Goal ->
Every record must appear in your copy exactly as written, with no pictures.

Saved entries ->
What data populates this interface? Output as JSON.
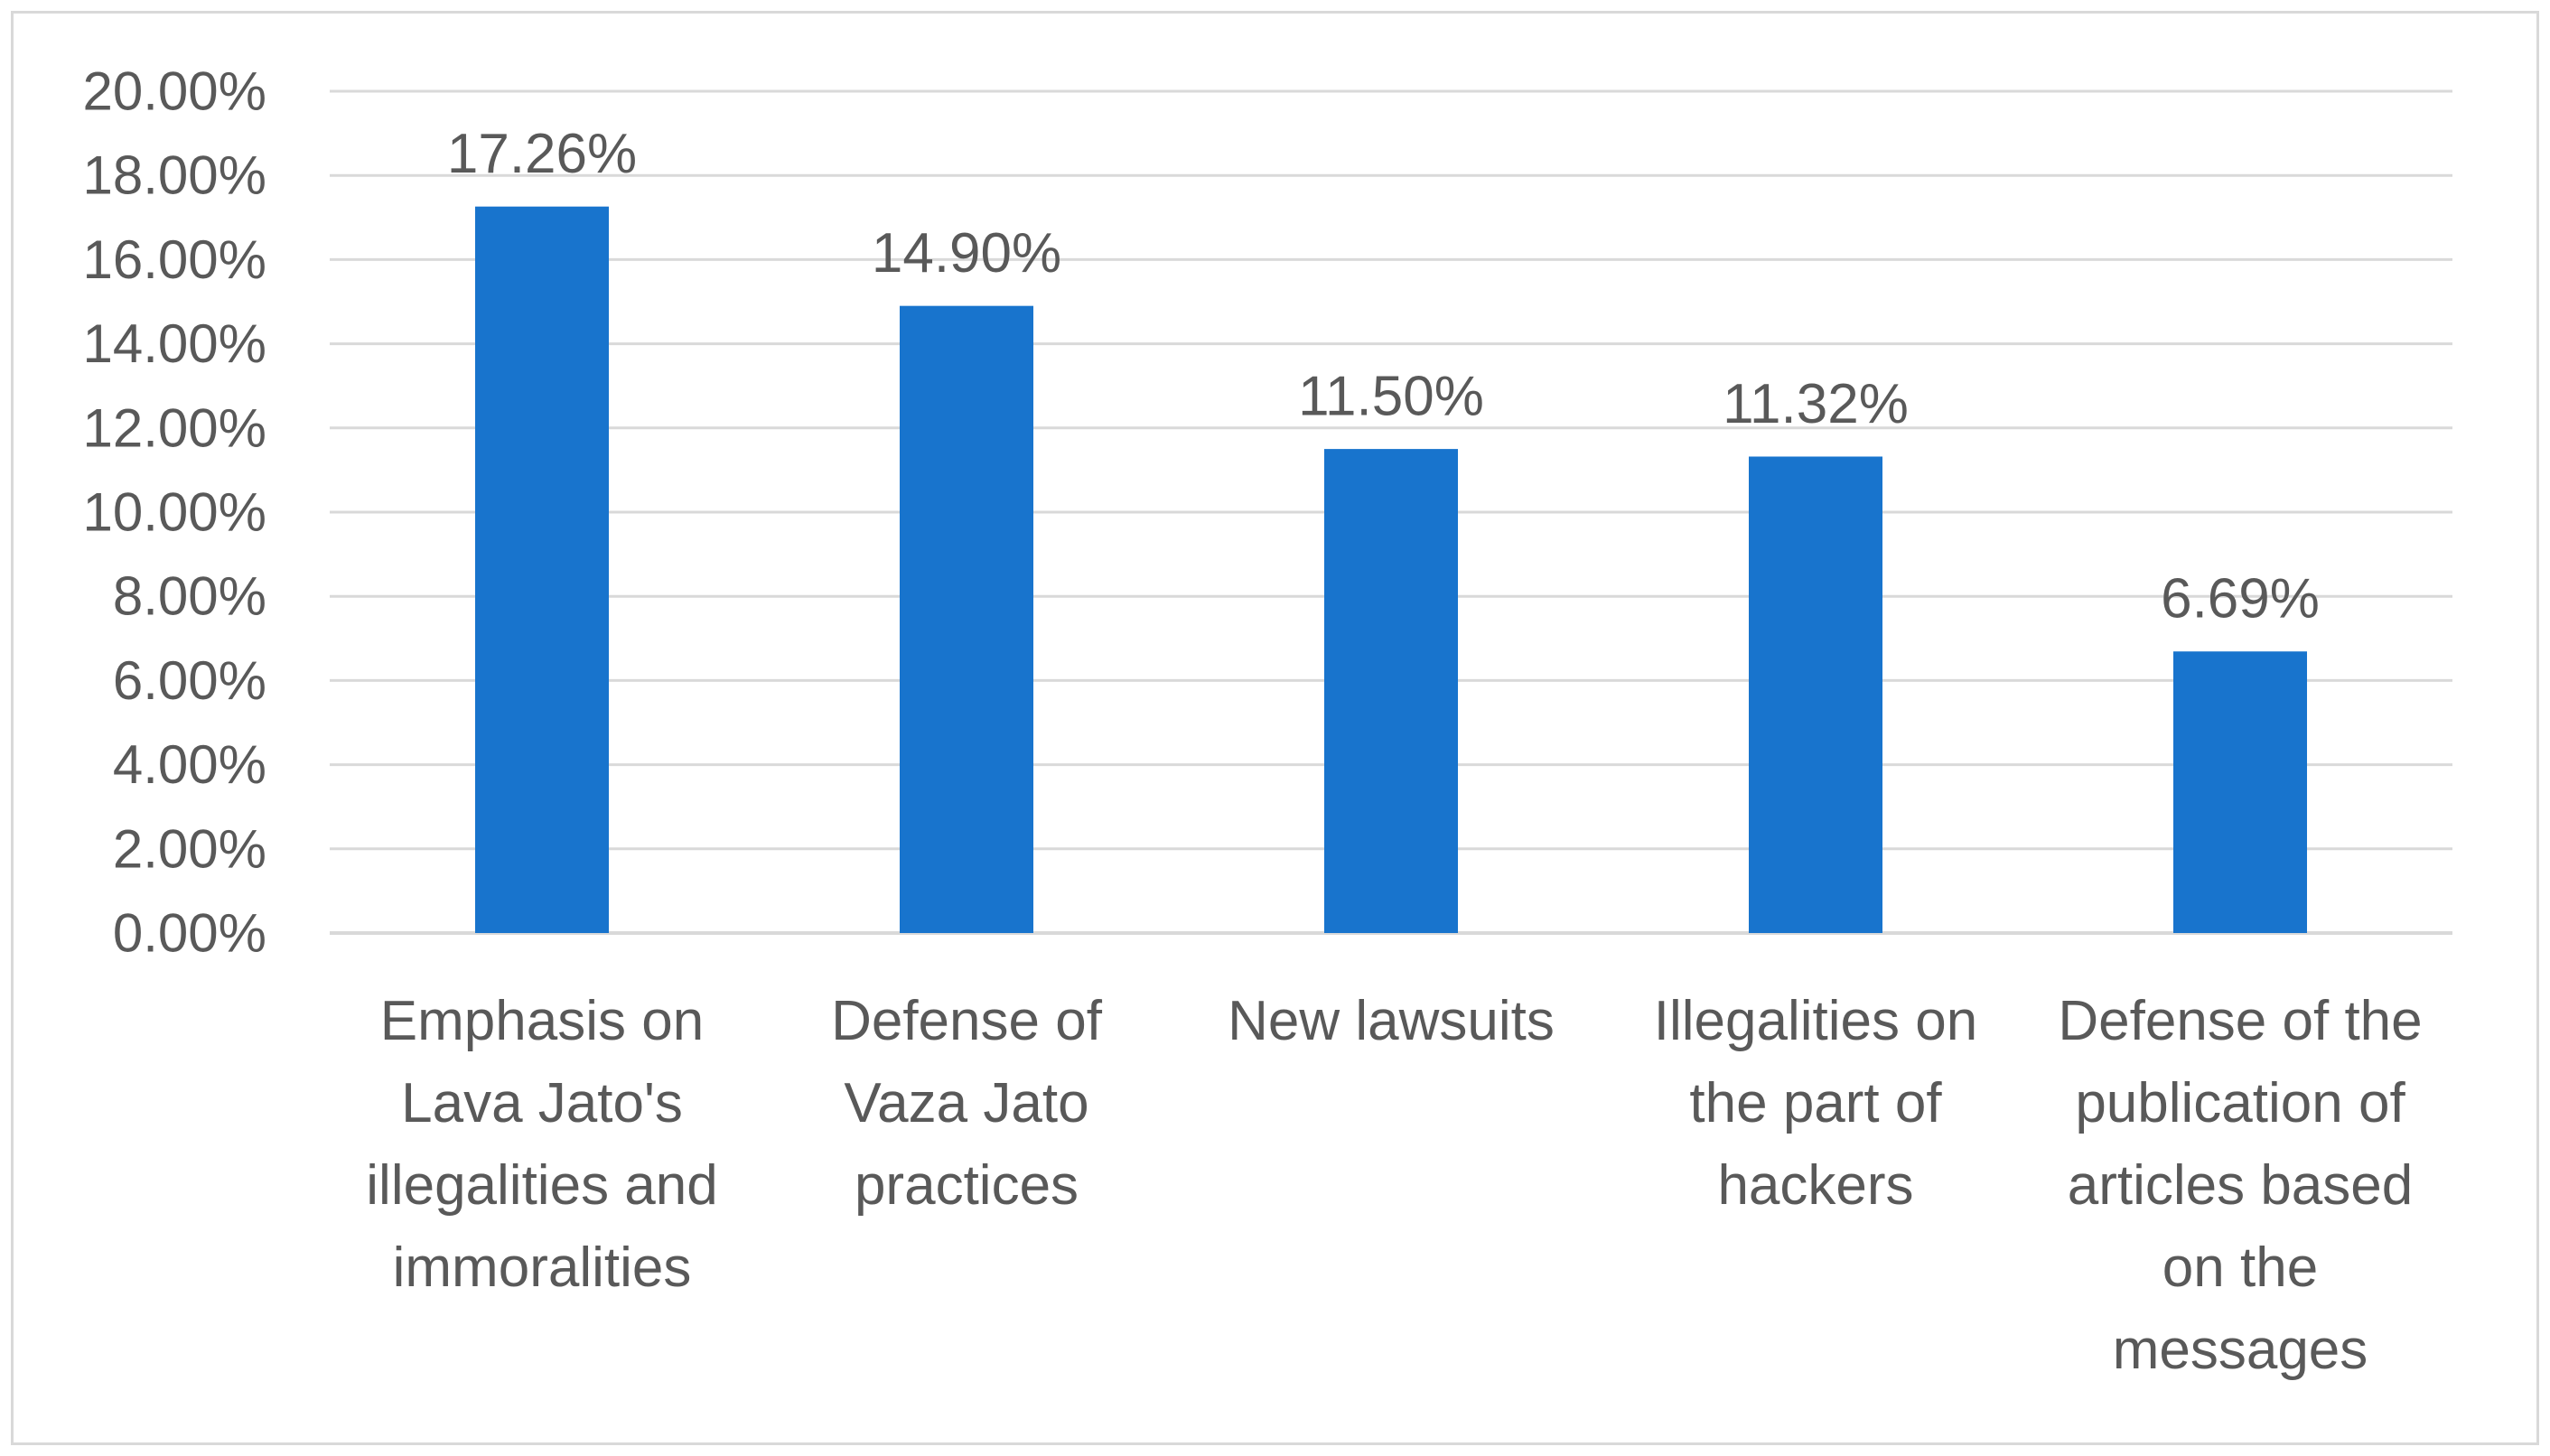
{
  "chart_data": {
    "type": "bar",
    "title": "",
    "xlabel": "",
    "ylabel": "",
    "categories": [
      "Emphasis on Lava Jato's illegalities and immoralities",
      "Defense of Vaza Jato practices",
      "New lawsuits",
      "Illegalities on the part of hackers",
      "Defense of the publication of articles based on the messages"
    ],
    "category_lines": [
      [
        "Emphasis on",
        "Lava Jato's",
        "illegalities and",
        "immoralities"
      ],
      [
        "Defense of",
        "Vaza Jato",
        "practices"
      ],
      [
        "New lawsuits"
      ],
      [
        "Illegalities on",
        "the part of",
        "hackers"
      ],
      [
        "Defense of the",
        "publication of",
        "articles based",
        "on the",
        "messages"
      ]
    ],
    "values": [
      17.26,
      14.9,
      11.5,
      11.32,
      6.69
    ],
    "data_labels": [
      "17.26%",
      "14.90%",
      "11.50%",
      "11.32%",
      "6.69%"
    ],
    "ylim": [
      0,
      20
    ],
    "yticks": [
      0,
      2,
      4,
      6,
      8,
      10,
      12,
      14,
      16,
      18,
      20
    ],
    "ytick_labels": [
      "0.00%",
      "2.00%",
      "4.00%",
      "6.00%",
      "8.00%",
      "10.00%",
      "12.00%",
      "14.00%",
      "16.00%",
      "18.00%",
      "20.00%"
    ],
    "grid": true,
    "legend": "none",
    "bar_color": "#1874CD",
    "grid_color": "#d9d9d9",
    "text_color": "#595959"
  }
}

Task result ->
What data populates this interface? Output as JSON.
{
  "chart_data": {
    "type": "bar",
    "title": "",
    "xlabel": "",
    "ylabel": "",
    "categories": [
      "Emphasis on Lava Jato's illegalities and immoralities",
      "Defense of Vaza Jato practices",
      "New lawsuits",
      "Illegalities on the part of hackers",
      "Defense of the publication of articles based on the messages"
    ],
    "category_lines": [
      [
        "Emphasis on",
        "Lava Jato's",
        "illegalities and",
        "immoralities"
      ],
      [
        "Defense of",
        "Vaza Jato",
        "practices"
      ],
      [
        "New lawsuits"
      ],
      [
        "Illegalities on",
        "the part of",
        "hackers"
      ],
      [
        "Defense of the",
        "publication of",
        "articles based",
        "on the",
        "messages"
      ]
    ],
    "values": [
      17.26,
      14.9,
      11.5,
      11.32,
      6.69
    ],
    "data_labels": [
      "17.26%",
      "14.90%",
      "11.50%",
      "11.32%",
      "6.69%"
    ],
    "ylim": [
      0,
      20
    ],
    "yticks": [
      0,
      2,
      4,
      6,
      8,
      10,
      12,
      14,
      16,
      18,
      20
    ],
    "ytick_labels": [
      "0.00%",
      "2.00%",
      "4.00%",
      "6.00%",
      "8.00%",
      "10.00%",
      "12.00%",
      "14.00%",
      "16.00%",
      "18.00%",
      "20.00%"
    ],
    "grid": true,
    "legend": "none",
    "bar_color": "#1874CD",
    "grid_color": "#d9d9d9",
    "text_color": "#595959"
  }
}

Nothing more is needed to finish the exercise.